PROBLEM STATEMENT: Copy every line that holds "title".

◆ ◆ ◆ ◆ ◆

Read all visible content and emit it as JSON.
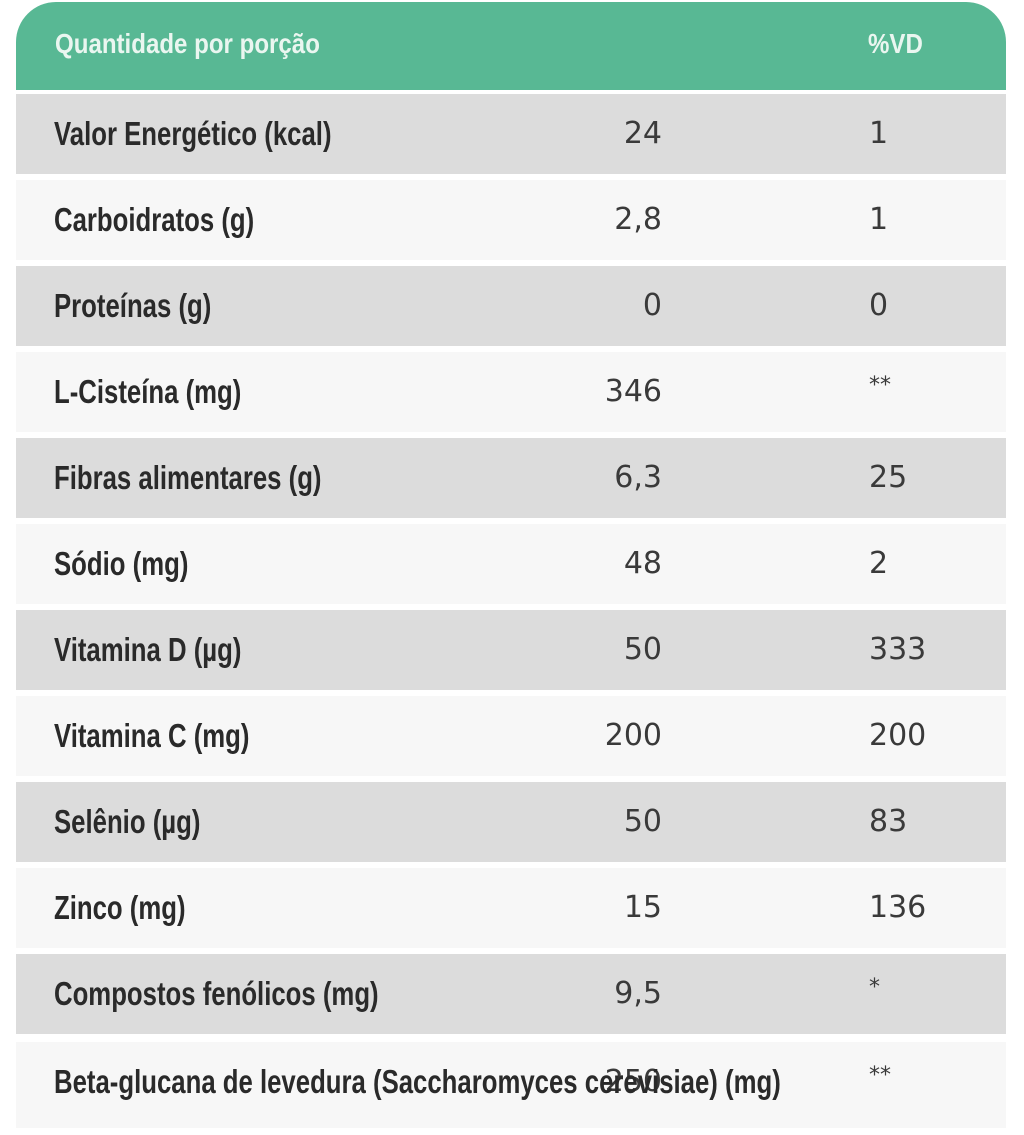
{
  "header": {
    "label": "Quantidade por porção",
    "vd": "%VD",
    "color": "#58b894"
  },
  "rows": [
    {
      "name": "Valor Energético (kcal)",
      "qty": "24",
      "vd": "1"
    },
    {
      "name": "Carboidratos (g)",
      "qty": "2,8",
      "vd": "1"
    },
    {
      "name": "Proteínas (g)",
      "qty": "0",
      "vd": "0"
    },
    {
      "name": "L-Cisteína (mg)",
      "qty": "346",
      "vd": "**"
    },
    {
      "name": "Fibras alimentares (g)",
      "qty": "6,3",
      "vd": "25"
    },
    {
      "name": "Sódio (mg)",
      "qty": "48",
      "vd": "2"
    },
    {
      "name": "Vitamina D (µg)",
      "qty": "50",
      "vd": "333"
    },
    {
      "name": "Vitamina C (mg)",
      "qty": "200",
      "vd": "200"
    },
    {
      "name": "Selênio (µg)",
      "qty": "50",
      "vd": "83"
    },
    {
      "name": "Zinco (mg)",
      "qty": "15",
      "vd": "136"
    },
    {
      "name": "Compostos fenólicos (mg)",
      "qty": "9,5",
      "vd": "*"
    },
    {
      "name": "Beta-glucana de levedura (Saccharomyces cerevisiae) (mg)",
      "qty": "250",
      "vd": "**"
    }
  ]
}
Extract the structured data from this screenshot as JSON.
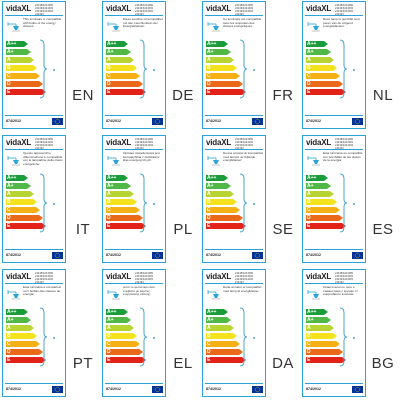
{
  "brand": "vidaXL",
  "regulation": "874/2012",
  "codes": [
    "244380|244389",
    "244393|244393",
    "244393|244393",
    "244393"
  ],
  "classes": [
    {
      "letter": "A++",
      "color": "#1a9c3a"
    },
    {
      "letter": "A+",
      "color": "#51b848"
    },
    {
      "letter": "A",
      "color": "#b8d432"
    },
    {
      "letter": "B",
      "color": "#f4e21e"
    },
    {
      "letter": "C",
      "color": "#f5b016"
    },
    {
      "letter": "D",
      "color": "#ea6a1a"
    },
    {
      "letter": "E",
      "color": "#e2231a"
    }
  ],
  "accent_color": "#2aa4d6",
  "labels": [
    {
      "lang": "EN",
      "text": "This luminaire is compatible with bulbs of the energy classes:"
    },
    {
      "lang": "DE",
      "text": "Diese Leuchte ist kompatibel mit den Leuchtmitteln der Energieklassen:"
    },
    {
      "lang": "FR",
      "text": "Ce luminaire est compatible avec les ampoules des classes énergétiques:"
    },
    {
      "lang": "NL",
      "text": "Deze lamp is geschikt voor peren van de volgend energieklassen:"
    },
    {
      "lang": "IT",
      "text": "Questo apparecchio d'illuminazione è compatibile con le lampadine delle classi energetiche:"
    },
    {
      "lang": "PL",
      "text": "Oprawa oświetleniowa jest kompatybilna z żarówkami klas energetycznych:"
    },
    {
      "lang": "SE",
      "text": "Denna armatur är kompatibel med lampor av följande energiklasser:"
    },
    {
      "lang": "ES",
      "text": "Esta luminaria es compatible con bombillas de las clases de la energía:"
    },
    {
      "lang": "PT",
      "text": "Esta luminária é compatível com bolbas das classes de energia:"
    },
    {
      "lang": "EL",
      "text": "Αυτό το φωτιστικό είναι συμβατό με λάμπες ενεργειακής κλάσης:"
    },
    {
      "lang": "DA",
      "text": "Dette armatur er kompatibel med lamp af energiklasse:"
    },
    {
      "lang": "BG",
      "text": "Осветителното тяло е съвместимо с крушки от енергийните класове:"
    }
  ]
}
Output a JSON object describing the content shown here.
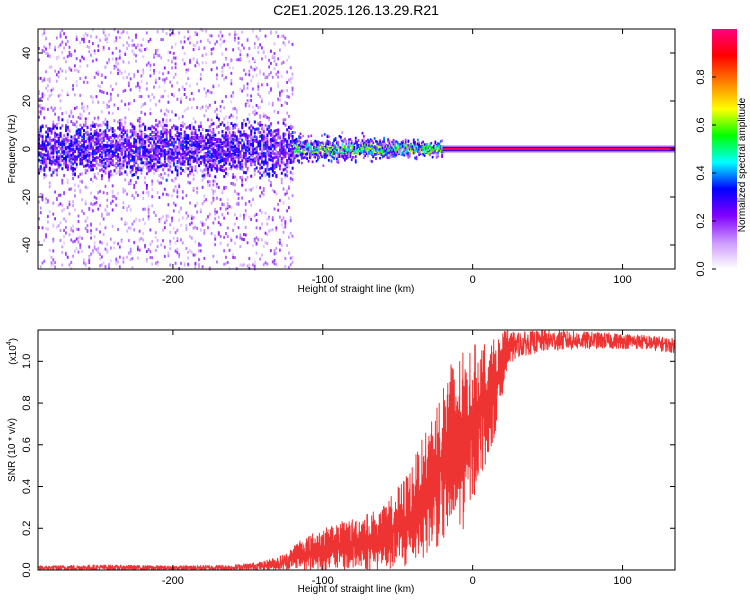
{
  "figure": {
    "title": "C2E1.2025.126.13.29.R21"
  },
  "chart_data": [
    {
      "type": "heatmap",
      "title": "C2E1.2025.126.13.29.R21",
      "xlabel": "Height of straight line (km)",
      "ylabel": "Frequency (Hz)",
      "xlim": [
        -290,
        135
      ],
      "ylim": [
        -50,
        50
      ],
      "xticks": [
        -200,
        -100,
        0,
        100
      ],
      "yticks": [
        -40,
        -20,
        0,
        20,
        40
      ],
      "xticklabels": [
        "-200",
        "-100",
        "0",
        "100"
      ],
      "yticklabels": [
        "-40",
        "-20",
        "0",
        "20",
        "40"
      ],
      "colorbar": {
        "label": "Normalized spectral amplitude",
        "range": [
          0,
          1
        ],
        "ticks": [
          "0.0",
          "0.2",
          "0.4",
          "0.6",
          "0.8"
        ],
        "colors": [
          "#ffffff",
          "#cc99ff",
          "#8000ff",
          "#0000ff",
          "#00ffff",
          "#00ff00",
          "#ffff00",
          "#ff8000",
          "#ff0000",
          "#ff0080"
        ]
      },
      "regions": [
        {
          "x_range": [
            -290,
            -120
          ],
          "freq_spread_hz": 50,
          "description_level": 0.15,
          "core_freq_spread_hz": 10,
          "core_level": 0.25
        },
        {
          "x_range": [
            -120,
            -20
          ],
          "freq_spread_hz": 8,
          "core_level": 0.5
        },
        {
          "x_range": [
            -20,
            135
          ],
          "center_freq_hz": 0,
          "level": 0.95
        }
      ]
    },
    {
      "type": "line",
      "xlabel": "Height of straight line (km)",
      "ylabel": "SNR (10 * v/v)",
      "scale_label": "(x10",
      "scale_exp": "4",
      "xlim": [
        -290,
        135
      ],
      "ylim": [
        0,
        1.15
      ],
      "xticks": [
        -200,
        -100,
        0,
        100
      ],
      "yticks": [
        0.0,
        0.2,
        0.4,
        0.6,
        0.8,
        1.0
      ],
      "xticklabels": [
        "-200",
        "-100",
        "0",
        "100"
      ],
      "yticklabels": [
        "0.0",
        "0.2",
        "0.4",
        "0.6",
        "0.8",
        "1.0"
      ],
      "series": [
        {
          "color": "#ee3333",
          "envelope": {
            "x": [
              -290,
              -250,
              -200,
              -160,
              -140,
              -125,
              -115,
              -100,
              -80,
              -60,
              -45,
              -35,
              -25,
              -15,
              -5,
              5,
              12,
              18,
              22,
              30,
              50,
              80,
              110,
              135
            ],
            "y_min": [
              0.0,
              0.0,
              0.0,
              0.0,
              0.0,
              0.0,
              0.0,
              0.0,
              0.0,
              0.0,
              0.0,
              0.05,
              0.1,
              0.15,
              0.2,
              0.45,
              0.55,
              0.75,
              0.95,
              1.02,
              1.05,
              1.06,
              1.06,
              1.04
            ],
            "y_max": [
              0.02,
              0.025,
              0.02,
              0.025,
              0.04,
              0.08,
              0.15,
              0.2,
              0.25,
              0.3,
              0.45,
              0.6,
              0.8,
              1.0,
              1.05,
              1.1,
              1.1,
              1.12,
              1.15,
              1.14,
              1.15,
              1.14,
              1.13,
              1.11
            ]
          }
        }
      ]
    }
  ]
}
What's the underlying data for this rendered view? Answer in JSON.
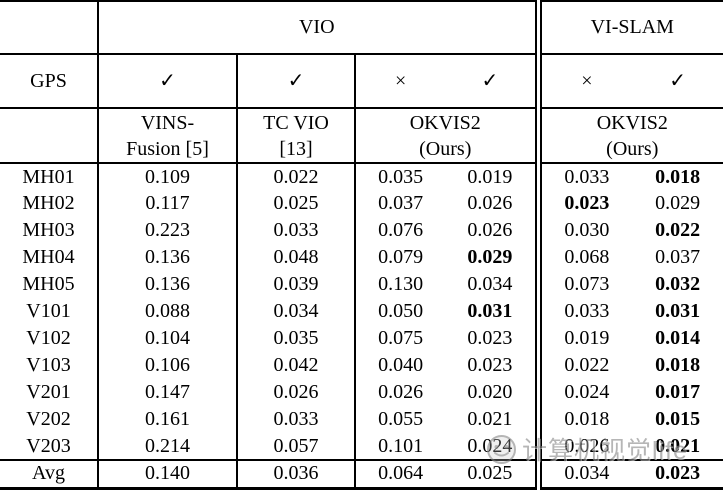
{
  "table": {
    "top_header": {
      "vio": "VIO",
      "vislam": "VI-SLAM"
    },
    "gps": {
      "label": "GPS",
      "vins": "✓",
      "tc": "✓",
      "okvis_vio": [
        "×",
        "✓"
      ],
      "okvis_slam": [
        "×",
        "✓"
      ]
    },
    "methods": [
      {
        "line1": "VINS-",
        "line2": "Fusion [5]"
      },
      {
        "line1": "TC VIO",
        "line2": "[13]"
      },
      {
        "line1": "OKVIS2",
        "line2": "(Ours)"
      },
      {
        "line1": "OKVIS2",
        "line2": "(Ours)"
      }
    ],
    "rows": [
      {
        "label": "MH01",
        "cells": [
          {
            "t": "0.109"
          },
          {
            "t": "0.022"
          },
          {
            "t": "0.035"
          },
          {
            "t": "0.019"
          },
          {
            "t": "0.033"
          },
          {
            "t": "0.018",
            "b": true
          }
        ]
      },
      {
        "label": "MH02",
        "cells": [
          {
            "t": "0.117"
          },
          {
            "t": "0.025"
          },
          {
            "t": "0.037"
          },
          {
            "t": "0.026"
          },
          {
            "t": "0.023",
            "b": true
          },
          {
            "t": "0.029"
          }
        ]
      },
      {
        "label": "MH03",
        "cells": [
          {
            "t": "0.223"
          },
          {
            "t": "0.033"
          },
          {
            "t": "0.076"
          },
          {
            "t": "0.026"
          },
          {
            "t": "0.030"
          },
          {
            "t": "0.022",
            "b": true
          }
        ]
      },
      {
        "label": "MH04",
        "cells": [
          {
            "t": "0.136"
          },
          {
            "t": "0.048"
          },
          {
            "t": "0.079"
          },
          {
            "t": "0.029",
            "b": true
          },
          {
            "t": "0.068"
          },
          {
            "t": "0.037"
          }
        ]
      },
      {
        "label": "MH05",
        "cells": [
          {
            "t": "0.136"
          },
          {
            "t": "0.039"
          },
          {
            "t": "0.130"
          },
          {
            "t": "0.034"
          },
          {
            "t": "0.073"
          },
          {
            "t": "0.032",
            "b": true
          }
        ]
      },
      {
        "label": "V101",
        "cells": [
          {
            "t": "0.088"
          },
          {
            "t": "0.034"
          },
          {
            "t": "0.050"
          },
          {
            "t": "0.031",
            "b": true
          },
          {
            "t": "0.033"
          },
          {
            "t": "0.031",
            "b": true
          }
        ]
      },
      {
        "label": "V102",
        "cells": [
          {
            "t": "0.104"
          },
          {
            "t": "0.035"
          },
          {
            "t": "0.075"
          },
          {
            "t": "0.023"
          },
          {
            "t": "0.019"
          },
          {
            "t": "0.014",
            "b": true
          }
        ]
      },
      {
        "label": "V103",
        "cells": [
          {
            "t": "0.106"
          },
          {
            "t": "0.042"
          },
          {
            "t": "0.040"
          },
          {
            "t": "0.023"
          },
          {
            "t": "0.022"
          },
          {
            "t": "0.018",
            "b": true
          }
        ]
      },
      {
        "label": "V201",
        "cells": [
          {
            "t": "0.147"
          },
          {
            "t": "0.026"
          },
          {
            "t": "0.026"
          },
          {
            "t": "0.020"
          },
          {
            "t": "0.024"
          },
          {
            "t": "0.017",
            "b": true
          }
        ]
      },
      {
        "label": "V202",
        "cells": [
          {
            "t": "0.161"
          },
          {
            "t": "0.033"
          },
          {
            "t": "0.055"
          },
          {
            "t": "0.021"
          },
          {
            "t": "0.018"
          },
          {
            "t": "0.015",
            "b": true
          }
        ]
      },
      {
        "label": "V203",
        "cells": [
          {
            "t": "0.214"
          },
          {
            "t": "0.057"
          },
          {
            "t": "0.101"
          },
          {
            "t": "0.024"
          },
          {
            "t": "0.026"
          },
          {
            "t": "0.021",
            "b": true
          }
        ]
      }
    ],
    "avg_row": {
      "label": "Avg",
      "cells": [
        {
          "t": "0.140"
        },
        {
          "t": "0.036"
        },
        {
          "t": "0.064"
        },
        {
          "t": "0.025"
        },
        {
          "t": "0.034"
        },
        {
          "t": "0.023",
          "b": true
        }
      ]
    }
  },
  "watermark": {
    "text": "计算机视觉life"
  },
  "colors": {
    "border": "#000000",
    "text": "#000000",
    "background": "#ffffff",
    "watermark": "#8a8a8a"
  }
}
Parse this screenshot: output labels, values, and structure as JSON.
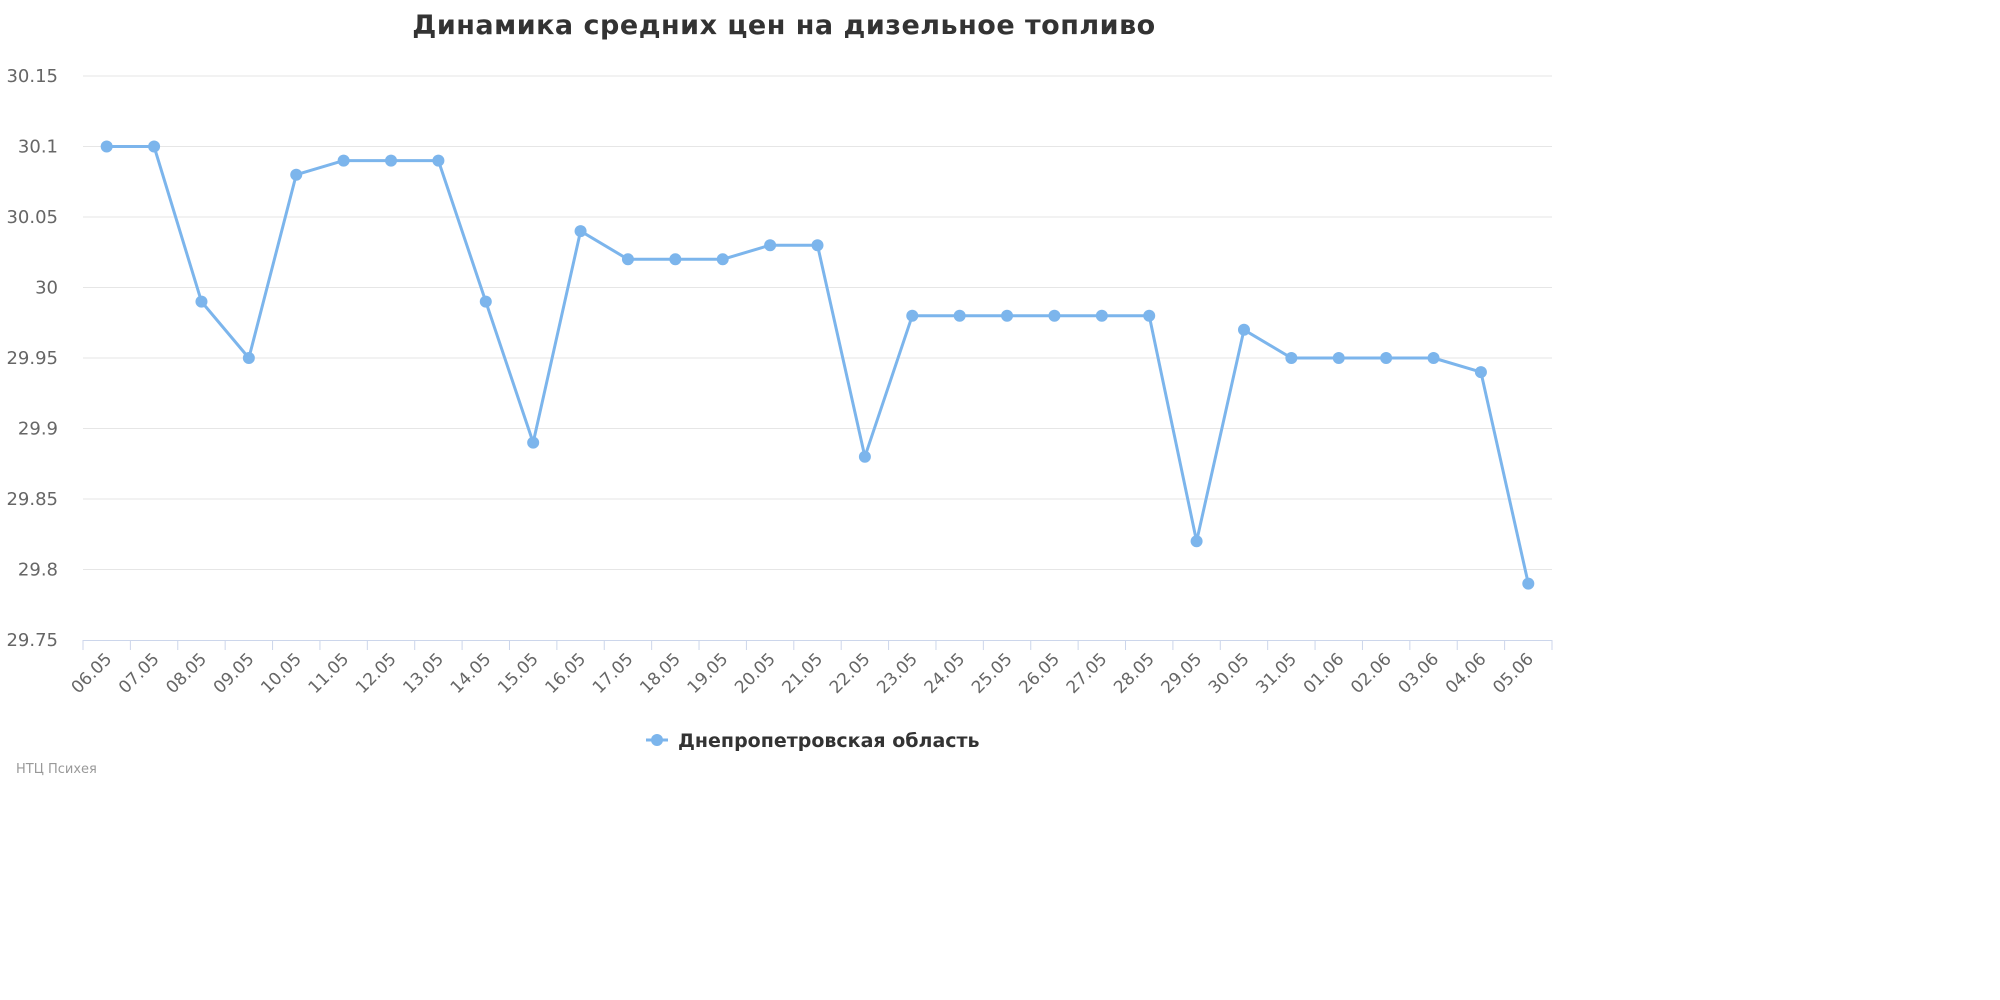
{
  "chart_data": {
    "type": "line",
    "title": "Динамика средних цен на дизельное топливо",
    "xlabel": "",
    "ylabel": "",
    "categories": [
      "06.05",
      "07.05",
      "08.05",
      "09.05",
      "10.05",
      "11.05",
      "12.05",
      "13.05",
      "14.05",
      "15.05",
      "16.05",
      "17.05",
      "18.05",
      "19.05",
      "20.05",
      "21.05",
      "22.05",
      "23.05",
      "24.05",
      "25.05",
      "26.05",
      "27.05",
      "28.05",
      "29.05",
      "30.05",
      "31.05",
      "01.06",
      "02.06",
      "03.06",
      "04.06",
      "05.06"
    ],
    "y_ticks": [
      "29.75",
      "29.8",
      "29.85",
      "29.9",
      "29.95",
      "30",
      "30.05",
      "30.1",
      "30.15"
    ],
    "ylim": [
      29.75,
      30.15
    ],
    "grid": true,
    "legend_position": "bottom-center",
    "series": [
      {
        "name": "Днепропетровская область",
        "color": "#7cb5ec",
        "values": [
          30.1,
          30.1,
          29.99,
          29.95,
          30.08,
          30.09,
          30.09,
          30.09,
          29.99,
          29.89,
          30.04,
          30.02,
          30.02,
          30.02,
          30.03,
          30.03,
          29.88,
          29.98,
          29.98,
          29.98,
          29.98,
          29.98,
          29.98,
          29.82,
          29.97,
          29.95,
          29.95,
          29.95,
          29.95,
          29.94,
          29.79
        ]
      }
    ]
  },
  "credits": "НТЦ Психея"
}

◆ ◆ ◆ ◆ ◆

SOLUTION TO THE PROBLEM:
    "title": "C2E1.2025.126.13.29.R21"
      "title": "C2E1.2025.126.13.29.R21",
    "title": "Динамика средних цен на дизельное топливо",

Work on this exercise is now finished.